Segment Start: DATA SECTION

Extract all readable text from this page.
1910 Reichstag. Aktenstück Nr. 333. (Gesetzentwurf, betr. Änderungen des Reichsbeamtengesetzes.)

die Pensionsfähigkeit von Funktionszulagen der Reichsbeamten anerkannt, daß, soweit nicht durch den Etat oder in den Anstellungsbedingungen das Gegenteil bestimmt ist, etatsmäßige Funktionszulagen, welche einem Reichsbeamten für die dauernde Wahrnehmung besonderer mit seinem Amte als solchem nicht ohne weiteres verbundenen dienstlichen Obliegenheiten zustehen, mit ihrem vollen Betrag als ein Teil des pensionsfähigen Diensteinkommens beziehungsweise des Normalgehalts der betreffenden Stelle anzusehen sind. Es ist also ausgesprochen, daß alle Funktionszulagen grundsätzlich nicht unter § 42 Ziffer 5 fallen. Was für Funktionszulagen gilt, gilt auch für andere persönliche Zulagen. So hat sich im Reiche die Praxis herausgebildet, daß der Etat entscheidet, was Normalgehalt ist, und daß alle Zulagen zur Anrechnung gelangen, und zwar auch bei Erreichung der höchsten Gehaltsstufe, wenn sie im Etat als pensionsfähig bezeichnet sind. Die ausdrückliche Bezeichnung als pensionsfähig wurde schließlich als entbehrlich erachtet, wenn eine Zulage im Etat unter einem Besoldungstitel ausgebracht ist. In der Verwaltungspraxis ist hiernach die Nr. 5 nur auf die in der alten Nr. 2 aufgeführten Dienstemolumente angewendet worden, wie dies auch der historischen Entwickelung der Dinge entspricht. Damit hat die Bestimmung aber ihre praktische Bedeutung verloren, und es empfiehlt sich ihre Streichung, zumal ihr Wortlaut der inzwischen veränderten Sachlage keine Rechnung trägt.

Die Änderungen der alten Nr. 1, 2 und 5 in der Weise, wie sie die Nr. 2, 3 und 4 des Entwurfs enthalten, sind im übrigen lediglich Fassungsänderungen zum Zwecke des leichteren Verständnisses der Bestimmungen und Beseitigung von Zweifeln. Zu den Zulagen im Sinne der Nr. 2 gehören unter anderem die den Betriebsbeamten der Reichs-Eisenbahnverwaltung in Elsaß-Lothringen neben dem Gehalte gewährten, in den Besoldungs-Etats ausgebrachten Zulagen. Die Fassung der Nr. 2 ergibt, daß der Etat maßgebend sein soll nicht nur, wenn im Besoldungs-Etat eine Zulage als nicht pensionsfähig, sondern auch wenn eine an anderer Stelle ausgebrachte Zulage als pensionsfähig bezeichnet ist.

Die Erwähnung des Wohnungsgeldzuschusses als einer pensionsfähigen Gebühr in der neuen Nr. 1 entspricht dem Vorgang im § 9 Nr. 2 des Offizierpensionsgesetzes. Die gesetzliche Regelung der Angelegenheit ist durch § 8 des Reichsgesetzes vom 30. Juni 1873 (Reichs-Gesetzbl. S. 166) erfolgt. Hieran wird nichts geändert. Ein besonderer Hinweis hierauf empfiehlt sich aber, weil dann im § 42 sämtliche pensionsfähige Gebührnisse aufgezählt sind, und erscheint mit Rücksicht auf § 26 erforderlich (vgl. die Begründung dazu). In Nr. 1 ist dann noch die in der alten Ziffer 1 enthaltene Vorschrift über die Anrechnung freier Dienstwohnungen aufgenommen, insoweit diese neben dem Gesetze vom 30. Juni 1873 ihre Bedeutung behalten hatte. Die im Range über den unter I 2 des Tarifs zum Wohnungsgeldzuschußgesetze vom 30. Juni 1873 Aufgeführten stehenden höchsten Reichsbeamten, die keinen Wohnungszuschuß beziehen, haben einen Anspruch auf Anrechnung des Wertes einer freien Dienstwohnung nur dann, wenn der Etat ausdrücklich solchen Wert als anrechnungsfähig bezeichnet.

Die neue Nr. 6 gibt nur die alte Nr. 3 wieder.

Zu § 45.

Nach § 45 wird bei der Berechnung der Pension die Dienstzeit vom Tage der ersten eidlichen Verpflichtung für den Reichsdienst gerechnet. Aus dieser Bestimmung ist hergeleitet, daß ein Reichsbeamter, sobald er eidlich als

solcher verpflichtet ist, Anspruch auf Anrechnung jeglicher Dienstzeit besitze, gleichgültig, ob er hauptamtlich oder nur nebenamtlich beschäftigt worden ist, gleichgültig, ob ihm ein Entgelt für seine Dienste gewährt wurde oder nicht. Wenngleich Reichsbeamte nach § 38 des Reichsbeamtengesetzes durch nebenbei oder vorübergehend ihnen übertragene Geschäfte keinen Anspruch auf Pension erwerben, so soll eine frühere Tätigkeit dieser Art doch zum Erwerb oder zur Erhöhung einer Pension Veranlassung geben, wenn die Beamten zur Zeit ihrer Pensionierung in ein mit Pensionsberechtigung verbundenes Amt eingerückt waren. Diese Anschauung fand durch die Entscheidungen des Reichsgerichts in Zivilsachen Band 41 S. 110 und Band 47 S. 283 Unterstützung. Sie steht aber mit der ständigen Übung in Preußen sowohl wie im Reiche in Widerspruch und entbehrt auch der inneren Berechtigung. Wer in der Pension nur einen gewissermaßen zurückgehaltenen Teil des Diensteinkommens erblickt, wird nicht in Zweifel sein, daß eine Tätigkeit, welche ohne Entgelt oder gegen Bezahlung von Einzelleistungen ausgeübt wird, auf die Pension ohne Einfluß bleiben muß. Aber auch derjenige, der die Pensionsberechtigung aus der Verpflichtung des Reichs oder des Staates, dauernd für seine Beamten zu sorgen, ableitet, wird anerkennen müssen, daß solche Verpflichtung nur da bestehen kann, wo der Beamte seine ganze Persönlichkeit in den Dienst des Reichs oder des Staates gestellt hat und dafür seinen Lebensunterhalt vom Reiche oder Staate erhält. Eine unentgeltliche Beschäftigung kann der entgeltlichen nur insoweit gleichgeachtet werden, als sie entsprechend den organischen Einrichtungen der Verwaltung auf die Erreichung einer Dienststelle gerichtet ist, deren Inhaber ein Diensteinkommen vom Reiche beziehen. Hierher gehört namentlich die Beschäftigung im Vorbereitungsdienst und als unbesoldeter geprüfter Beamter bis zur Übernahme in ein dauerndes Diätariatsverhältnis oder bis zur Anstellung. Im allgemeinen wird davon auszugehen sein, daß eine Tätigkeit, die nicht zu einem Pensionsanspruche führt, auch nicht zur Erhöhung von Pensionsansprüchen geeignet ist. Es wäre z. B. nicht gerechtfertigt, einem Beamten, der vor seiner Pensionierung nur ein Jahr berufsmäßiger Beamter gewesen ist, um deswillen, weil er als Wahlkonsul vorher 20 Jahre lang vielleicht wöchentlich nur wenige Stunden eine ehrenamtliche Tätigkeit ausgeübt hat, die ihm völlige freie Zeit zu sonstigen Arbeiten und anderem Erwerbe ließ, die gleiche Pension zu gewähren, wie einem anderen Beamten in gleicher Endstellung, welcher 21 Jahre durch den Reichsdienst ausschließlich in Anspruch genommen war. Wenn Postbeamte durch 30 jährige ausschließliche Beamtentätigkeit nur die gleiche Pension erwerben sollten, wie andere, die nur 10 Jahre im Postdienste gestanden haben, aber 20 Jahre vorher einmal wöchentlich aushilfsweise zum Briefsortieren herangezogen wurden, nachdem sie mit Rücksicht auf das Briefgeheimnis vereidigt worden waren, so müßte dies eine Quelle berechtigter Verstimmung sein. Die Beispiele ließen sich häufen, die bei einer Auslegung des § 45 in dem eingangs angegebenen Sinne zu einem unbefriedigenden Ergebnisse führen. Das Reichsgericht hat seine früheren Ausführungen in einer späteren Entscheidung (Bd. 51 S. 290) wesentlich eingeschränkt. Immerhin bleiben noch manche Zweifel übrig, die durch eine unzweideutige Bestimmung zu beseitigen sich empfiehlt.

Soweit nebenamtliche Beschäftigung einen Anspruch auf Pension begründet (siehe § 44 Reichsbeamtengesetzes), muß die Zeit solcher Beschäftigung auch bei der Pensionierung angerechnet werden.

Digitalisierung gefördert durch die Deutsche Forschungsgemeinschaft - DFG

Segment End: DATA SECTION
Segment Start: DATA SECTION

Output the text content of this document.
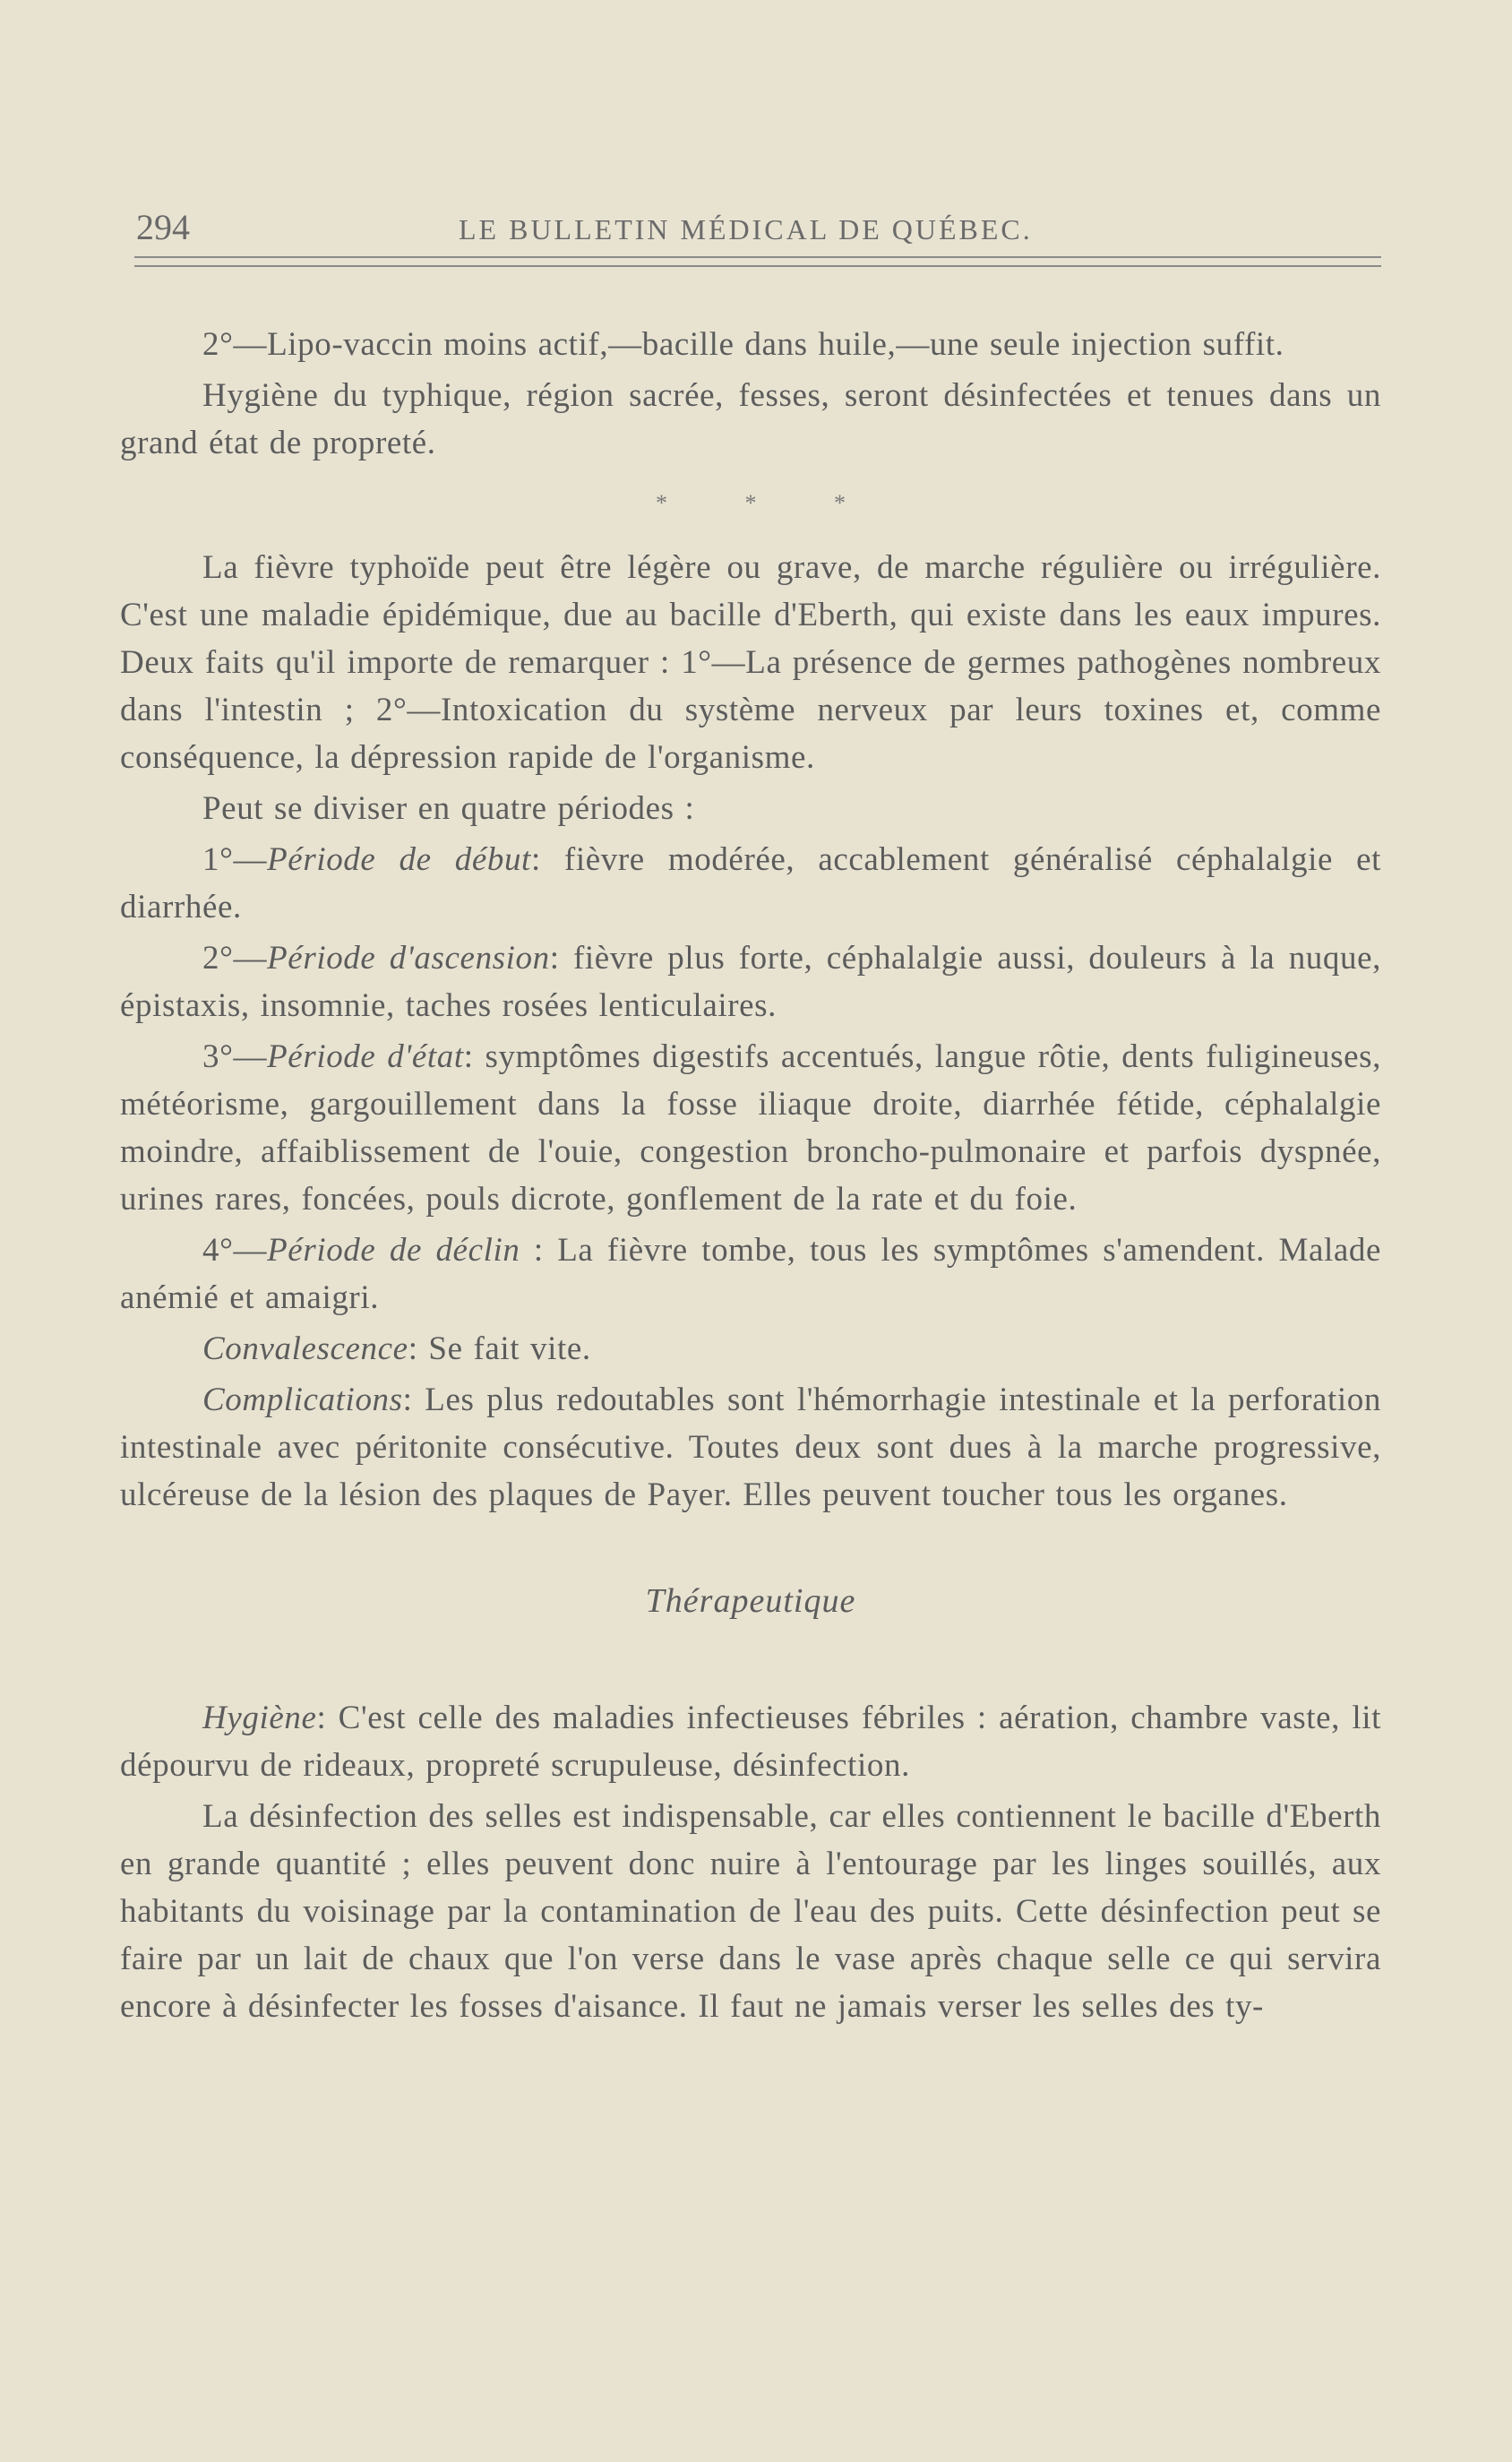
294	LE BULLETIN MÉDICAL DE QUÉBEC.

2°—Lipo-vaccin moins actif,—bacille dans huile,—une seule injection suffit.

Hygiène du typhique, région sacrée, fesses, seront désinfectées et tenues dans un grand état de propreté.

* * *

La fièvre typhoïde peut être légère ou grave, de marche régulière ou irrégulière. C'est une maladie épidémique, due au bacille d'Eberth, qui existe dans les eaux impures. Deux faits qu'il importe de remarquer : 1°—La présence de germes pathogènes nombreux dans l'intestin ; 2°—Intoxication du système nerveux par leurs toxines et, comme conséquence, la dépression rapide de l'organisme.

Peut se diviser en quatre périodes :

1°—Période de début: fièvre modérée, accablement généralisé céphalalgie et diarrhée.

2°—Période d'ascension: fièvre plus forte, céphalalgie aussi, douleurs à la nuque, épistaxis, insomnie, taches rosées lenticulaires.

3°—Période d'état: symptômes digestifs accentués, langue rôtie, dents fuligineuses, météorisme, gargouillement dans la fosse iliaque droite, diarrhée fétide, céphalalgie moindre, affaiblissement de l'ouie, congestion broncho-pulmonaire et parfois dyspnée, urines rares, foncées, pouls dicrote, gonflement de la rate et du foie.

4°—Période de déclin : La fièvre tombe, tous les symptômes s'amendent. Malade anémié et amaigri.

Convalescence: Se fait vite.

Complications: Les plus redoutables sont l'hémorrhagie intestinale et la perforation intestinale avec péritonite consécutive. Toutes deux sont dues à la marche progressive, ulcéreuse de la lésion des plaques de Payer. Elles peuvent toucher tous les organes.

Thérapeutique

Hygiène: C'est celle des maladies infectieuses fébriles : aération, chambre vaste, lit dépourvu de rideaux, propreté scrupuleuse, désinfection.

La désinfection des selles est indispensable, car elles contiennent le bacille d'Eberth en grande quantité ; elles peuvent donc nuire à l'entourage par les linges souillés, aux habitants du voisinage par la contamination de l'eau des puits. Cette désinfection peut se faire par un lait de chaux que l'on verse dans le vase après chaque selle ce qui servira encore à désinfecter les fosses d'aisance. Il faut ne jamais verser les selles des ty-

Segment End: DATA SECTION

» WHAT TO PRODUCE
The answer is a bare number: how many lines of the records contain the string "diarrhée"?

» ANSWER TO THIS TASK
2